> _PROBLEM_:
Repeat each entry exactly and drop the pictures.

[Stored data]
****************************************
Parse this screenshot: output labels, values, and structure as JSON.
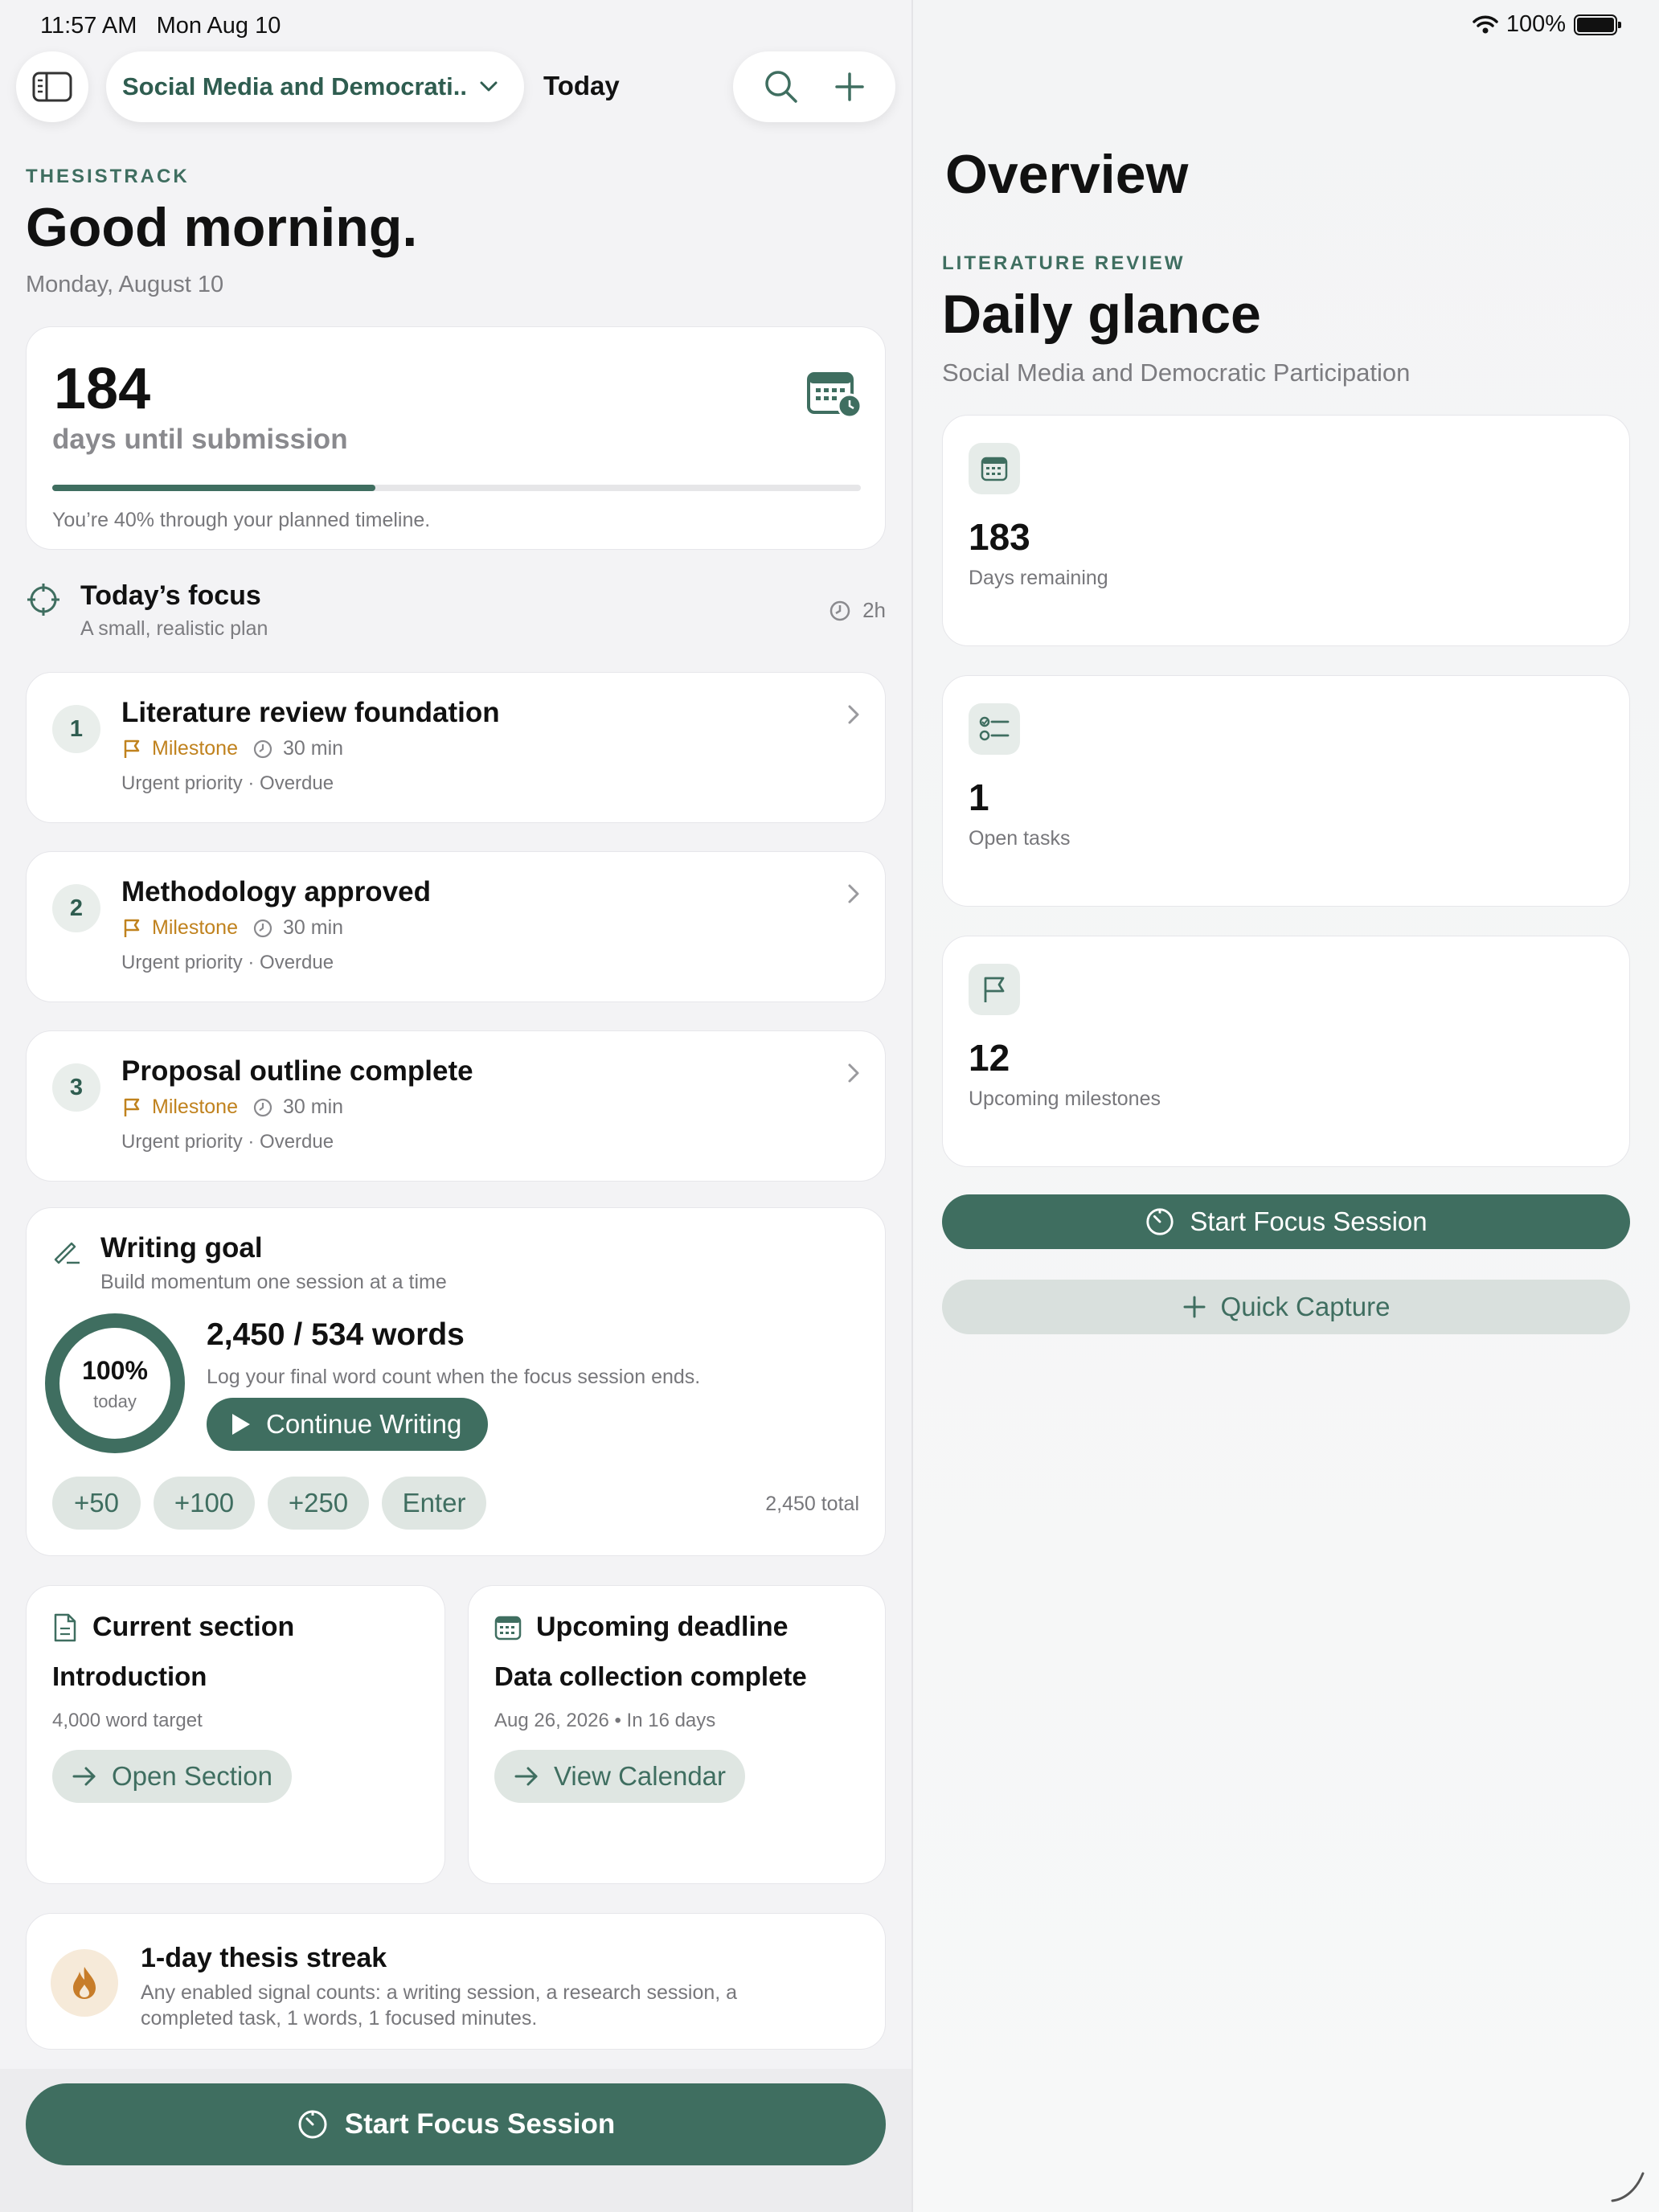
{
  "status": {
    "time": "11:57 AM",
    "date": "Mon Aug 10",
    "battery": "100%"
  },
  "nav": {
    "project": "Social Media and Democrati...",
    "title": "Today"
  },
  "greeting": {
    "app": "THESISTRACK",
    "headline": "Good morning.",
    "date": "Monday, August 10"
  },
  "countdown": {
    "days": "184",
    "label": "days until submission",
    "progress": 0.4,
    "note": "You’re 40% through your planned timeline."
  },
  "focus": {
    "title": "Today’s focus",
    "subtitle": "A small, realistic plan",
    "duration": "2h",
    "tasks": [
      {
        "num": "1",
        "title": "Literature review foundation",
        "type": "Milestone",
        "mins": "30 min",
        "priority": "Urgent priority · Overdue"
      },
      {
        "num": "2",
        "title": "Methodology approved",
        "type": "Milestone",
        "mins": "30 min",
        "priority": "Urgent priority · Overdue"
      },
      {
        "num": "3",
        "title": "Proposal outline complete",
        "type": "Milestone",
        "mins": "30 min",
        "priority": "Urgent priority · Overdue"
      }
    ]
  },
  "writing": {
    "title": "Writing goal",
    "subtitle": "Build momentum one session at a time",
    "percent": "100%",
    "percent_label": "today",
    "progress": 1.0,
    "words": "2,450 / 534 words",
    "log": "Log your final word count when the focus session ends.",
    "continue": "Continue Writing",
    "chips": [
      "+50",
      "+100",
      "+250",
      "Enter"
    ],
    "total": "2,450 total"
  },
  "current_section": {
    "header": "Current section",
    "name": "Introduction",
    "target": "4,000 word target",
    "button": "Open Section"
  },
  "deadline": {
    "header": "Upcoming deadline",
    "name": "Data collection complete",
    "date": "Aug 26, 2026 • In 16 days",
    "button": "View Calendar"
  },
  "streak": {
    "title": "1-day thesis streak",
    "body": "Any enabled signal counts: a writing session, a research session, a completed task, 1 words, 1 focused minutes."
  },
  "bottom": {
    "focus_button": "Start Focus Session"
  },
  "overview": {
    "title": "Overview",
    "eyebrow": "LITERATURE REVIEW",
    "headline": "Daily glance",
    "subtitle": "Social Media and Democratic Participation",
    "stats": [
      {
        "value": "183",
        "label": "Days remaining",
        "icon": "calendar-icon"
      },
      {
        "value": "1",
        "label": "Open tasks",
        "icon": "checklist-icon"
      },
      {
        "value": "12",
        "label": "Upcoming milestones",
        "icon": "flag-icon"
      }
    ],
    "focus_button": "Start Focus Session",
    "capture_button": "Quick Capture"
  },
  "colors": {
    "accent": "#3f6e60",
    "milestone": "#c0821e",
    "chip_bg": "#dfe6e2"
  }
}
****************************************
> _ANSWER TO THE TASK_:
Parse this screenshot: output labels, values, and structure as JSON.
{
  "status": {
    "time": "11:57 AM",
    "date": "Mon Aug 10",
    "battery": "100%"
  },
  "nav": {
    "project": "Social Media and Democrati...",
    "title": "Today"
  },
  "greeting": {
    "app": "THESISTRACK",
    "headline": "Good morning.",
    "date": "Monday, August 10"
  },
  "countdown": {
    "days": "184",
    "label": "days until submission",
    "progress": 0.4,
    "note": "You’re 40% through your planned timeline."
  },
  "focus": {
    "title": "Today’s focus",
    "subtitle": "A small, realistic plan",
    "duration": "2h",
    "tasks": [
      {
        "num": "1",
        "title": "Literature review foundation",
        "type": "Milestone",
        "mins": "30 min",
        "priority": "Urgent priority · Overdue"
      },
      {
        "num": "2",
        "title": "Methodology approved",
        "type": "Milestone",
        "mins": "30 min",
        "priority": "Urgent priority · Overdue"
      },
      {
        "num": "3",
        "title": "Proposal outline complete",
        "type": "Milestone",
        "mins": "30 min",
        "priority": "Urgent priority · Overdue"
      }
    ]
  },
  "writing": {
    "title": "Writing goal",
    "subtitle": "Build momentum one session at a time",
    "percent": "100%",
    "percent_label": "today",
    "progress": 1.0,
    "words": "2,450 / 534 words",
    "log": "Log your final word count when the focus session ends.",
    "continue": "Continue Writing",
    "chips": [
      "+50",
      "+100",
      "+250",
      "Enter"
    ],
    "total": "2,450 total"
  },
  "current_section": {
    "header": "Current section",
    "name": "Introduction",
    "target": "4,000 word target",
    "button": "Open Section"
  },
  "deadline": {
    "header": "Upcoming deadline",
    "name": "Data collection complete",
    "date": "Aug 26, 2026 • In 16 days",
    "button": "View Calendar"
  },
  "streak": {
    "title": "1-day thesis streak",
    "body": "Any enabled signal counts: a writing session, a research session, a completed task, 1 words, 1 focused minutes."
  },
  "bottom": {
    "focus_button": "Start Focus Session"
  },
  "overview": {
    "title": "Overview",
    "eyebrow": "LITERATURE REVIEW",
    "headline": "Daily glance",
    "subtitle": "Social Media and Democratic Participation",
    "stats": [
      {
        "value": "183",
        "label": "Days remaining",
        "icon": "calendar-icon"
      },
      {
        "value": "1",
        "label": "Open tasks",
        "icon": "checklist-icon"
      },
      {
        "value": "12",
        "label": "Upcoming milestones",
        "icon": "flag-icon"
      }
    ],
    "focus_button": "Start Focus Session",
    "capture_button": "Quick Capture"
  },
  "colors": {
    "accent": "#3f6e60",
    "milestone": "#c0821e",
    "chip_bg": "#dfe6e2"
  }
}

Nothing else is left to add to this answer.